START Provided records

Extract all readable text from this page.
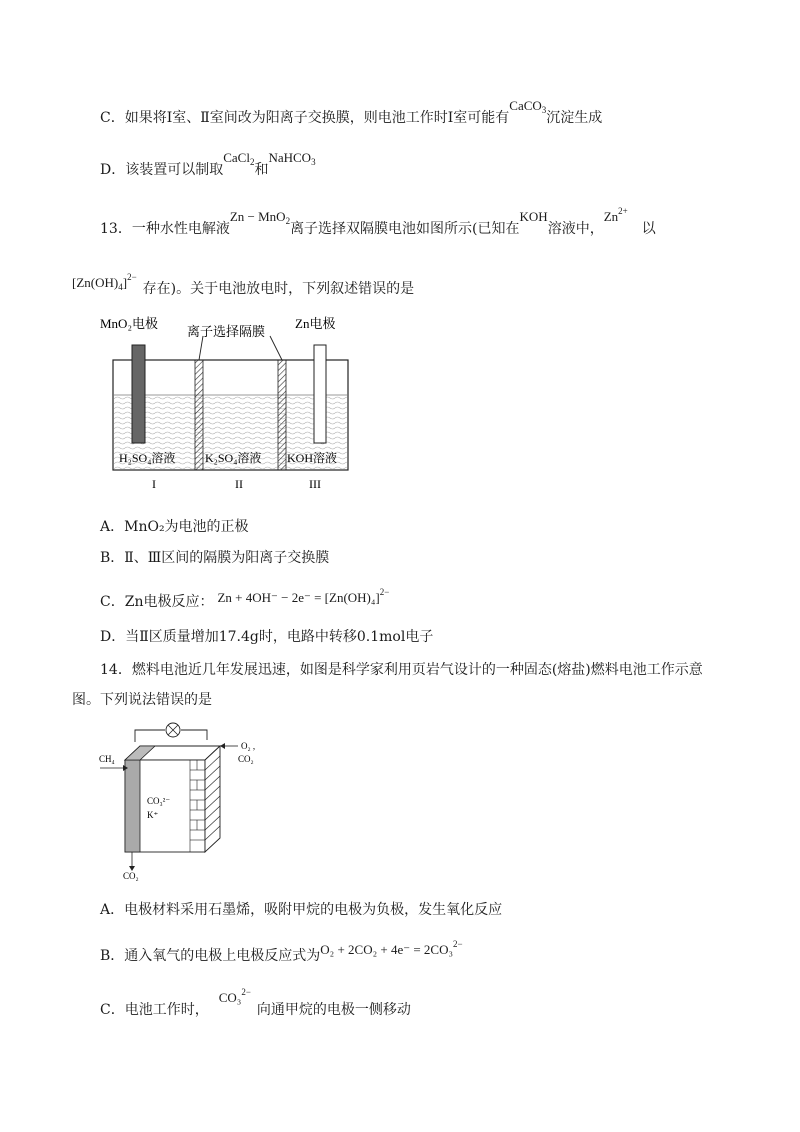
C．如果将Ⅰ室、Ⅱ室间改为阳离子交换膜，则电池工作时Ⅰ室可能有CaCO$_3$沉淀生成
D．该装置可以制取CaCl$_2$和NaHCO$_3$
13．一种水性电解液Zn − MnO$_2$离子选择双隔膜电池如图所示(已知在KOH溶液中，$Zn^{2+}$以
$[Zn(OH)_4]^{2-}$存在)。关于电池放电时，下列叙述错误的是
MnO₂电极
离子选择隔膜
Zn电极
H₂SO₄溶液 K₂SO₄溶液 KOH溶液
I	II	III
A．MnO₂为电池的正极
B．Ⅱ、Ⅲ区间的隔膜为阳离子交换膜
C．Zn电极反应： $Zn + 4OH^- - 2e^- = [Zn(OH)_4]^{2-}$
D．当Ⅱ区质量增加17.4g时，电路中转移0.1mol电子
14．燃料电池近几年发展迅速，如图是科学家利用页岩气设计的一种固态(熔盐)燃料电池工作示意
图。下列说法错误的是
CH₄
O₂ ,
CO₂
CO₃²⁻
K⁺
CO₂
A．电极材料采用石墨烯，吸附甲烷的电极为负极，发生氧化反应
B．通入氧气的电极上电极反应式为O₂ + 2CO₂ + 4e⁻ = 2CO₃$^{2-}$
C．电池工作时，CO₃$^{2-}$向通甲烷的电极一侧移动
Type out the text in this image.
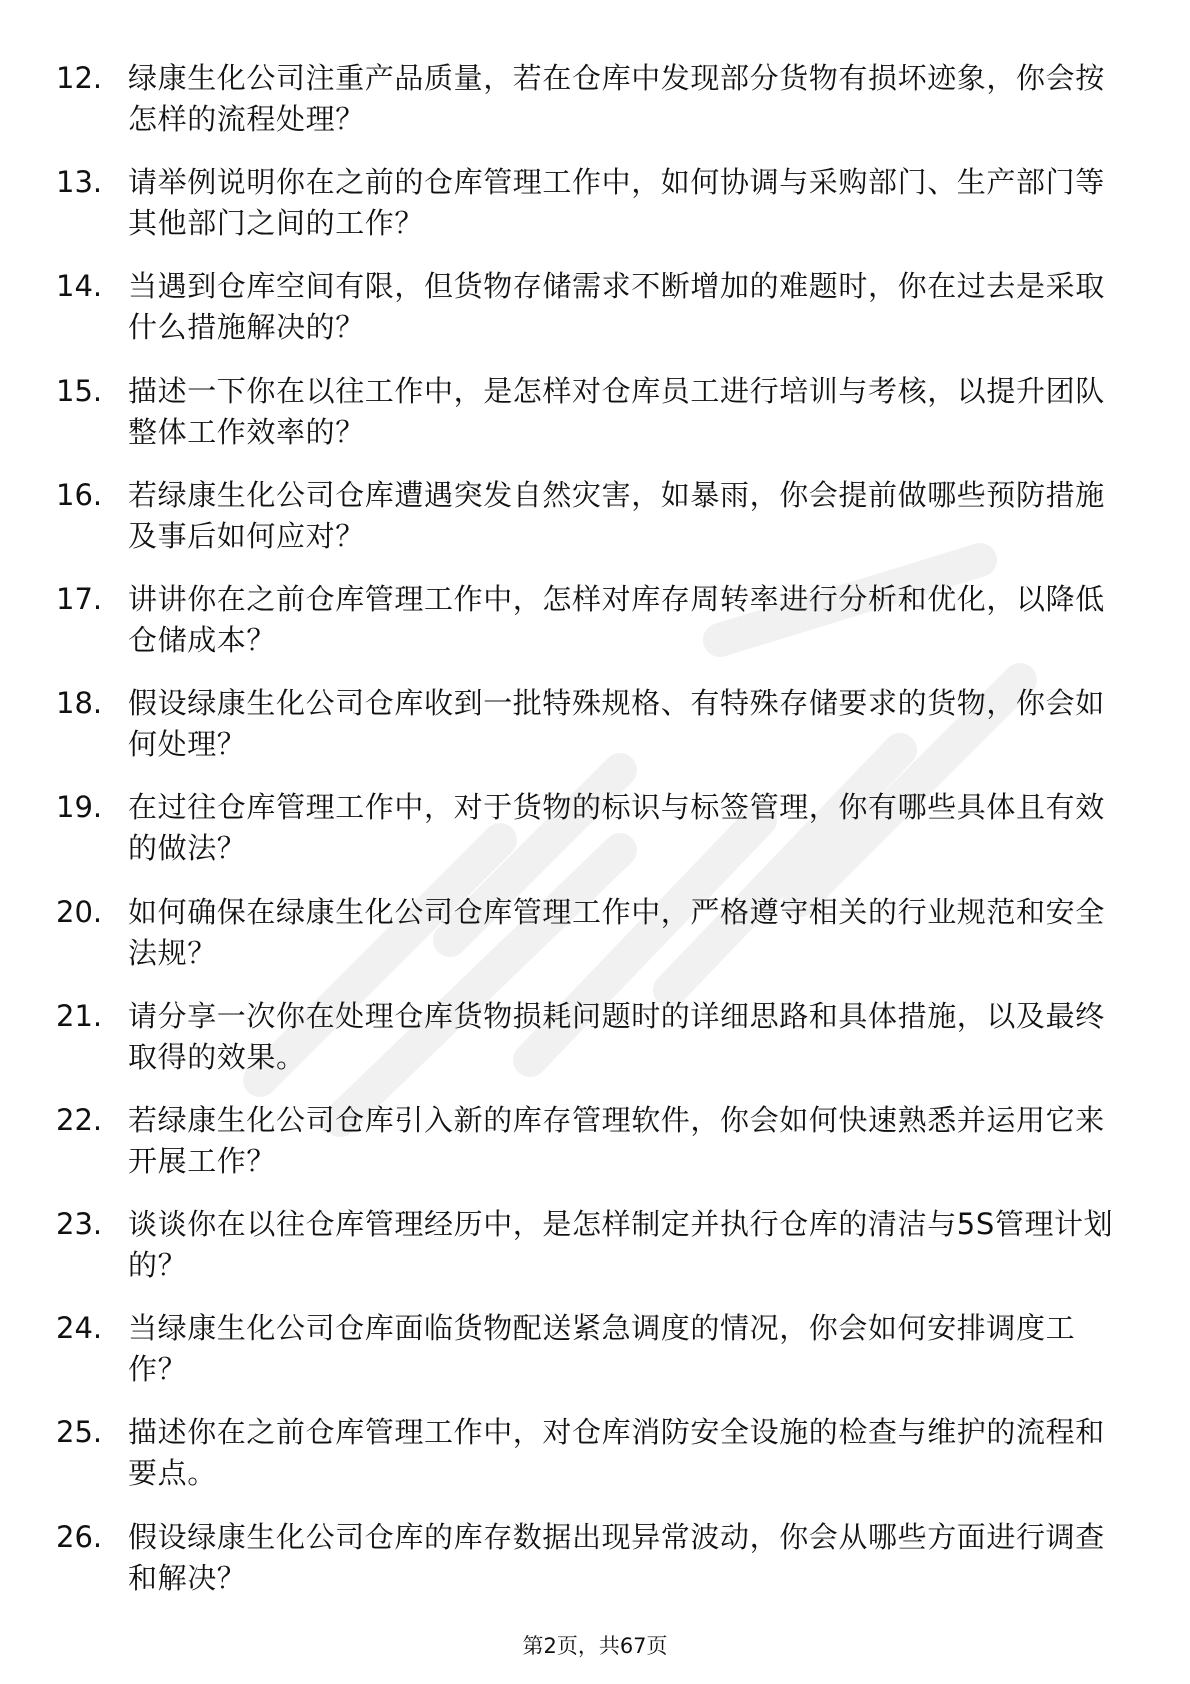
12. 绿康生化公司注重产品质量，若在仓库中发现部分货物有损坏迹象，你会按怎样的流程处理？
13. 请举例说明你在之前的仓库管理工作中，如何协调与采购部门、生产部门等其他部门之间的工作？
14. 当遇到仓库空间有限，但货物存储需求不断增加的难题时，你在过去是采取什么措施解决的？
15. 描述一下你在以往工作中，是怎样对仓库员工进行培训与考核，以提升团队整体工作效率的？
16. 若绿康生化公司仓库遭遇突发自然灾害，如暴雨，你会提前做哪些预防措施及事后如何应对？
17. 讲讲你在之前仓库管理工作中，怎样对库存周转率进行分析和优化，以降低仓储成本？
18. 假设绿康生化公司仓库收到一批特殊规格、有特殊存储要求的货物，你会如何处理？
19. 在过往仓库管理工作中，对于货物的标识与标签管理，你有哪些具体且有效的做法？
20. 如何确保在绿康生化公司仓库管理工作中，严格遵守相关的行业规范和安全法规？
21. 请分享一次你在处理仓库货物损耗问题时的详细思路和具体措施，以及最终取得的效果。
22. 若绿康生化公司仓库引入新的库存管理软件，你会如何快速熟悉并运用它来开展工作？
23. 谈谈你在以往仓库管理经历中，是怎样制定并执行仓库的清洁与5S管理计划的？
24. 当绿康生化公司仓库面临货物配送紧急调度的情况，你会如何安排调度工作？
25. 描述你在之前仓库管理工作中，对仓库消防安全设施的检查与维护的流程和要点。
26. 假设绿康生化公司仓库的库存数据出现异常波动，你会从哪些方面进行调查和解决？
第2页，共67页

END Provided records

> [Task directions]: In the listing above, locate each line with "this" and copy it.

> [Problem solution]:
Extract all readable text from this page.
Type out the text in this image.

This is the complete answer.